▶ [Exercise aim]
Pull out every line below that holds the word "this".

━━ Supplied data ━━

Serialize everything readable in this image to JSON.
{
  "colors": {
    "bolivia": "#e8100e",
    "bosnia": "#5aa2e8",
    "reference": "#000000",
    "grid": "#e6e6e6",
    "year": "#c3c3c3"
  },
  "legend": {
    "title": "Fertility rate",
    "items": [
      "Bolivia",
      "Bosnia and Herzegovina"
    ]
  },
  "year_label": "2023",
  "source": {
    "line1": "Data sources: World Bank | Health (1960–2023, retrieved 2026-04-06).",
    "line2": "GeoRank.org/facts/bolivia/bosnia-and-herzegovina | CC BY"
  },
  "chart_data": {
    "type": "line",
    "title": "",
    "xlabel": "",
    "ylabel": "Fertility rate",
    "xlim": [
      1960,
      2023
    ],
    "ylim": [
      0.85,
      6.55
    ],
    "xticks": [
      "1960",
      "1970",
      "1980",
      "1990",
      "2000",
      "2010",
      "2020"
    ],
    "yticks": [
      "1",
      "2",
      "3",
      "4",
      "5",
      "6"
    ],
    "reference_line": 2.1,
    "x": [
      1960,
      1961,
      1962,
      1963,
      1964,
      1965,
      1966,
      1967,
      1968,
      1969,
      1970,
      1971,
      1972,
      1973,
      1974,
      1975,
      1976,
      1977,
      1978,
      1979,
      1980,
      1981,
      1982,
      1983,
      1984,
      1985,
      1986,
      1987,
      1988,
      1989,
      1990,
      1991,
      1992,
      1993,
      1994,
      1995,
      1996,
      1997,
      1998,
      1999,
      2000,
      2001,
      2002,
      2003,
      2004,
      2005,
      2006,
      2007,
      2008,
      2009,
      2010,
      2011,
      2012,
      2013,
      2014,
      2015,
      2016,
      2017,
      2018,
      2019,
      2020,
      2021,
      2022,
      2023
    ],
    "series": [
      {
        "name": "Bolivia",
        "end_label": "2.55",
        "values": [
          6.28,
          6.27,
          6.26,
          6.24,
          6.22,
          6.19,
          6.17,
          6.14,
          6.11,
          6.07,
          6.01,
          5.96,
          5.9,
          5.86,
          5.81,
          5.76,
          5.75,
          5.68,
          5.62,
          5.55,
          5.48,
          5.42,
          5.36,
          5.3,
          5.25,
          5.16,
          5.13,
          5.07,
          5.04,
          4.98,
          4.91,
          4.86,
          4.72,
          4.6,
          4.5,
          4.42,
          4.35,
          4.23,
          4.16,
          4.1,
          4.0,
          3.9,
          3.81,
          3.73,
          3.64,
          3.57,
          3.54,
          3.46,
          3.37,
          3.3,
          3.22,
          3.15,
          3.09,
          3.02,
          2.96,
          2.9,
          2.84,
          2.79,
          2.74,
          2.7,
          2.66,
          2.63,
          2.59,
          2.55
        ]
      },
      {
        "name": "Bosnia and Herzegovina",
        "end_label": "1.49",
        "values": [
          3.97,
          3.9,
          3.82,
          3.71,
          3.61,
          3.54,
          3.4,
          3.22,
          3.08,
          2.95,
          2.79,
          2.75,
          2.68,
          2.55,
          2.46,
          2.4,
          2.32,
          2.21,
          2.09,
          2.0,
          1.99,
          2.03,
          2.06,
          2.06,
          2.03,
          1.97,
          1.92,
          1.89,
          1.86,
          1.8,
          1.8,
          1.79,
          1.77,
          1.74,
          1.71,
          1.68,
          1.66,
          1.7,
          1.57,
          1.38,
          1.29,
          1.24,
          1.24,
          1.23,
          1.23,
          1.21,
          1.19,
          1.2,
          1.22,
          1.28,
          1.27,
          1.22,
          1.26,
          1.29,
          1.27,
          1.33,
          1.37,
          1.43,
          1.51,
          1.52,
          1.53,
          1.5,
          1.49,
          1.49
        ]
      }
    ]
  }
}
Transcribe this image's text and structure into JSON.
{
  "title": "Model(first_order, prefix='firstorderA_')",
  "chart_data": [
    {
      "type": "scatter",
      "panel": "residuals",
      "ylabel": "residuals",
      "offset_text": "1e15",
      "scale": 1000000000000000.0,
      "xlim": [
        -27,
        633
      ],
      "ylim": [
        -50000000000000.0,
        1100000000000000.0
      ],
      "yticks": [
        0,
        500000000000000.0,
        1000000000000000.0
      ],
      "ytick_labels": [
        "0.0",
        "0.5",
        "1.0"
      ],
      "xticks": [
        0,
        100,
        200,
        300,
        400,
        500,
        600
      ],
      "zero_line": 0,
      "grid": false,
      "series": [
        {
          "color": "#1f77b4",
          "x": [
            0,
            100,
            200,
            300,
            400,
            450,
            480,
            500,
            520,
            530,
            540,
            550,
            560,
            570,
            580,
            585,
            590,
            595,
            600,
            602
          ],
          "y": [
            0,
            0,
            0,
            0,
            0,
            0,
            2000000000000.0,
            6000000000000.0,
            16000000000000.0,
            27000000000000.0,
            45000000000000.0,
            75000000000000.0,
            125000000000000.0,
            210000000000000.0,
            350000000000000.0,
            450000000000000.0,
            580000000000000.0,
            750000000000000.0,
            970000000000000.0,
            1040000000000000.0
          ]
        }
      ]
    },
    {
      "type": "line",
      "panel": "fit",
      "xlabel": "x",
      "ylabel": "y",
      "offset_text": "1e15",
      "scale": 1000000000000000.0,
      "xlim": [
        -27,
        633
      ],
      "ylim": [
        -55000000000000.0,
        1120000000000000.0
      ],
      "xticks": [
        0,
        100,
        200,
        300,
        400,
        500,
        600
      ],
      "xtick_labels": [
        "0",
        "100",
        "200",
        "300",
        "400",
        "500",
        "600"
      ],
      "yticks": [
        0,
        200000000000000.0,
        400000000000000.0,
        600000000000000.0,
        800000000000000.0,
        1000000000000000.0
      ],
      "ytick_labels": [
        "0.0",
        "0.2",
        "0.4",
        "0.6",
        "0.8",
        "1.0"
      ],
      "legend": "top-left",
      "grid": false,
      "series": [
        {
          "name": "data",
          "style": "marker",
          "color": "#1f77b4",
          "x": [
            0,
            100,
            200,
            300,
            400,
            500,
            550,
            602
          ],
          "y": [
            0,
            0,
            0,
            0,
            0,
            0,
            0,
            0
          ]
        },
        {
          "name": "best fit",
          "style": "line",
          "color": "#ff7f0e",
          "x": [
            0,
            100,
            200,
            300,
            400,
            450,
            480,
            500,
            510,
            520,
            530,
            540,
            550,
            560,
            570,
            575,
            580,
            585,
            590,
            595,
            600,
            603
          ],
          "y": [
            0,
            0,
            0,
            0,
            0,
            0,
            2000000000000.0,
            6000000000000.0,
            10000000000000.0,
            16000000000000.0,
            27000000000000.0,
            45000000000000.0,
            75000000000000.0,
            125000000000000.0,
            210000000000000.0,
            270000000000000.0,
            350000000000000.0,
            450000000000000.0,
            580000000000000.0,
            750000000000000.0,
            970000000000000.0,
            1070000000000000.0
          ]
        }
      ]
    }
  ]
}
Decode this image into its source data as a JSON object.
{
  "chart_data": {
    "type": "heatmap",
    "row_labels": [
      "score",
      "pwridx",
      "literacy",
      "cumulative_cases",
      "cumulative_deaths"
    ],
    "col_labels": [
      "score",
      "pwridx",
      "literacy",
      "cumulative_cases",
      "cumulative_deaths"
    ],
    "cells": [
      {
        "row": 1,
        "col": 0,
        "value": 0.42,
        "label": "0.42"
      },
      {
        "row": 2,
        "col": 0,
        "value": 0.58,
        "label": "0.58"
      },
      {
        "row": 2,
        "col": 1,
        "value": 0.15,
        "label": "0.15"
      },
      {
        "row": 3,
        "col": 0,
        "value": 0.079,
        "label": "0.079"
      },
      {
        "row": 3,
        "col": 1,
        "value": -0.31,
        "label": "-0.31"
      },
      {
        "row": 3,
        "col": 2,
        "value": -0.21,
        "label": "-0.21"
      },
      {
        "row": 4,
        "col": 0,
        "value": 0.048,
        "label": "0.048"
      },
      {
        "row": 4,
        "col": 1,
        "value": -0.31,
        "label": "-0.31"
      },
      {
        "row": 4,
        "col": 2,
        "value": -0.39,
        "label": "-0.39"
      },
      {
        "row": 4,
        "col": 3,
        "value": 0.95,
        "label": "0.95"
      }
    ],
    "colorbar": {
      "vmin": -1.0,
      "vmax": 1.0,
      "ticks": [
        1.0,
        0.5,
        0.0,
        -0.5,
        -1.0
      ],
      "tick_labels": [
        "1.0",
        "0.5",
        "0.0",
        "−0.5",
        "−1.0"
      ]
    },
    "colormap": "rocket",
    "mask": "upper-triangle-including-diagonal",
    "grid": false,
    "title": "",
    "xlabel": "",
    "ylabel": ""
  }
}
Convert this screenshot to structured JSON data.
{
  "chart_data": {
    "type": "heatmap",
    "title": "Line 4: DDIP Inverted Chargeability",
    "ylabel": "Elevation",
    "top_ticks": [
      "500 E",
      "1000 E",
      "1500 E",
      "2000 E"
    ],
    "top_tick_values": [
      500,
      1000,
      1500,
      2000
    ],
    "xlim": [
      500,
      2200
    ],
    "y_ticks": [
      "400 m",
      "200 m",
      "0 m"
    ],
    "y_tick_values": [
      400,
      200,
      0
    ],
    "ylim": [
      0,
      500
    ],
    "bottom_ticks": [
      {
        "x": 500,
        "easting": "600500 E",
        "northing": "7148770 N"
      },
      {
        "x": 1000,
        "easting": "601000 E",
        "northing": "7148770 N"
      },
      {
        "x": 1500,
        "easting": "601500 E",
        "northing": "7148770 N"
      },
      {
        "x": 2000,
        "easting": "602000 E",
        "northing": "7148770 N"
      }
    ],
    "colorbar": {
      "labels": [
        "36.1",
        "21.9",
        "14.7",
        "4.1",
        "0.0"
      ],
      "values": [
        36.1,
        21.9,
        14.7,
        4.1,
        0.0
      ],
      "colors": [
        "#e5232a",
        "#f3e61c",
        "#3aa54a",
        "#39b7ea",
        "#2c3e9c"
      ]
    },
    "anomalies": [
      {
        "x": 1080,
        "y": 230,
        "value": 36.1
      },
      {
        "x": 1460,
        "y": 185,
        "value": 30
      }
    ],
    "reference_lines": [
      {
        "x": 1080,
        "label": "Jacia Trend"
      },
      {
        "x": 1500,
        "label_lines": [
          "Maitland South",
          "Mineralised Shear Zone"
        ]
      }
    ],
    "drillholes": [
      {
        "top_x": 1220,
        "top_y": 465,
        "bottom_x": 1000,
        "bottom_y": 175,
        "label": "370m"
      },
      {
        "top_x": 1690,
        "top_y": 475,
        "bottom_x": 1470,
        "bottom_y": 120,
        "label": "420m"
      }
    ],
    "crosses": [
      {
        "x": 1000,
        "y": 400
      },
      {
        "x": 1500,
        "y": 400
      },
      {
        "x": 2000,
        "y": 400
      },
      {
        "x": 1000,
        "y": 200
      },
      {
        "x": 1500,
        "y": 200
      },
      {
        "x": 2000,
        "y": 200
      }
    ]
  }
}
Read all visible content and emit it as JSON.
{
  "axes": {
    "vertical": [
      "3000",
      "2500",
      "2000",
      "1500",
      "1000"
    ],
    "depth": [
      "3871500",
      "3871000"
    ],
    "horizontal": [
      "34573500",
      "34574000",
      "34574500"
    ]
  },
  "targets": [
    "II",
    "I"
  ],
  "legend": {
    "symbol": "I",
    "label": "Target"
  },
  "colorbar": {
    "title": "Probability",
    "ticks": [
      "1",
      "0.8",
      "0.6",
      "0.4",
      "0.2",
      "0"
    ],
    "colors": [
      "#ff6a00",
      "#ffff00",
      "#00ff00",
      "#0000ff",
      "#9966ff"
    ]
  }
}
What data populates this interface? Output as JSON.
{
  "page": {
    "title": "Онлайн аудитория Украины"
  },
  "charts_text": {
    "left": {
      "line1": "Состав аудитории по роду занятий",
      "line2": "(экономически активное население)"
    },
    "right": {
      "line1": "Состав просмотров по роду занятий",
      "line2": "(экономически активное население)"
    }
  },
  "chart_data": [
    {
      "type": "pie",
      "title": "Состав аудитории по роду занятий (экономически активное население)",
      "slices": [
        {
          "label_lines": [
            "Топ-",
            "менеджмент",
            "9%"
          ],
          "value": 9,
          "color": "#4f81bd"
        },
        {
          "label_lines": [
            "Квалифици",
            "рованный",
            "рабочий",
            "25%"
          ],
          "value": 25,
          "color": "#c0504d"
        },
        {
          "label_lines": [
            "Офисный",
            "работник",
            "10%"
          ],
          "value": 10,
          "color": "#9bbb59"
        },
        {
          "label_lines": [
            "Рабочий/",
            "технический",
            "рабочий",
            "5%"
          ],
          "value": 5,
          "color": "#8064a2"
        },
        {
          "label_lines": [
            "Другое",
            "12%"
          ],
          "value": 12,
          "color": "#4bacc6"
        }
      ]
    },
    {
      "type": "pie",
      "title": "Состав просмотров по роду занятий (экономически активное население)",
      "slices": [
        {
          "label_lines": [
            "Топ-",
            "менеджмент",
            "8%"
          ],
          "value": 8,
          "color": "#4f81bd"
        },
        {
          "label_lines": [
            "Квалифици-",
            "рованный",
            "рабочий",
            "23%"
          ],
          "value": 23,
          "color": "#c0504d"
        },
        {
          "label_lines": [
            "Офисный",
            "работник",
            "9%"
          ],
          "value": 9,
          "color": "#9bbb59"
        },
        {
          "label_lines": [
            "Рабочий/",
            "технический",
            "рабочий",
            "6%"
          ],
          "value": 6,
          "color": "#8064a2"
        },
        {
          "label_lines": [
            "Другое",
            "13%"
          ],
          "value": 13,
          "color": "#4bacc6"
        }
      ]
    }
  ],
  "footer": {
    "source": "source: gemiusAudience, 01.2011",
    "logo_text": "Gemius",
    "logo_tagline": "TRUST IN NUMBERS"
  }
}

━━━

▶ [Written solution]
Serialize everything readable in this image to JSON.
Transcribe this image's text and structure into JSON.
Decode this image into its source data as a JSON object.
Convert this screenshot to structured JSON data.
What data populates this interface? Output as JSON.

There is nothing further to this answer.